§ **PROBLEM TO WORK ON**
Output every entry exactly as written, skipping any pictures.

(Structured figure records)
= = = = =

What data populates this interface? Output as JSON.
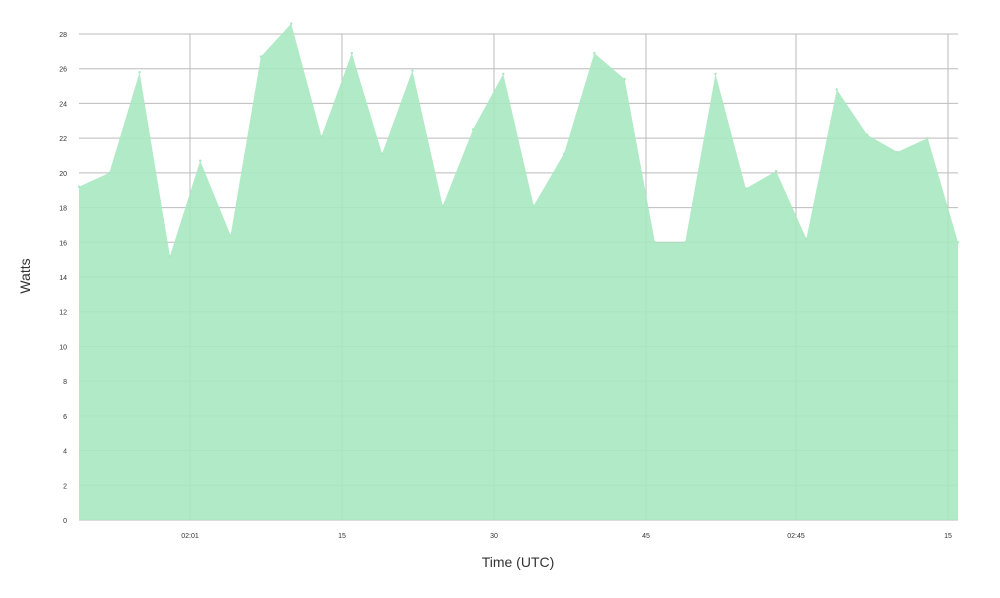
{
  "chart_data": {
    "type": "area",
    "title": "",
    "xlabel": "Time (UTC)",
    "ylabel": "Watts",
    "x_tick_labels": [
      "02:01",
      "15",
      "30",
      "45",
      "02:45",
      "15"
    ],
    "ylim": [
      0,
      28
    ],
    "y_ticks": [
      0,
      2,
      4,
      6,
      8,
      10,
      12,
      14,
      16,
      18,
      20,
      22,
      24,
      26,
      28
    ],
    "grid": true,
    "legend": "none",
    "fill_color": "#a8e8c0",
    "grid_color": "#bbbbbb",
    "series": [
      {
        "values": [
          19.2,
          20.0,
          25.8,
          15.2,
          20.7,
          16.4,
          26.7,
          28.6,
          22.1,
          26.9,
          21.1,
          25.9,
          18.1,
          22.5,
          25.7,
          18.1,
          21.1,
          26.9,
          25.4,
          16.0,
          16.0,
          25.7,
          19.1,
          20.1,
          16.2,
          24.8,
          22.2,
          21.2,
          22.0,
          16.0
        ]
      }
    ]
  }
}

= = = = =

§ **FINISHED ANSWER**
What data populates this interface? Output as JSON.
{
  "chart_data": {
    "type": "area",
    "title": "",
    "xlabel": "Time (UTC)",
    "ylabel": "Watts",
    "x_tick_labels": [
      "02:01",
      "15",
      "30",
      "45",
      "02:45",
      "15"
    ],
    "ylim": [
      0,
      28
    ],
    "y_ticks": [
      0,
      2,
      4,
      6,
      8,
      10,
      12,
      14,
      16,
      18,
      20,
      22,
      24,
      26,
      28
    ],
    "grid": true,
    "legend": "none",
    "fill_color": "#a8e8c0",
    "grid_color": "#bbbbbb",
    "series": [
      {
        "values": [
          19.2,
          20.0,
          25.8,
          15.2,
          20.7,
          16.4,
          26.7,
          28.6,
          22.1,
          26.9,
          21.1,
          25.9,
          18.1,
          22.5,
          25.7,
          18.1,
          21.1,
          26.9,
          25.4,
          16.0,
          16.0,
          25.7,
          19.1,
          20.1,
          16.2,
          24.8,
          22.2,
          21.2,
          22.0,
          16.0
        ]
      }
    ]
  }
}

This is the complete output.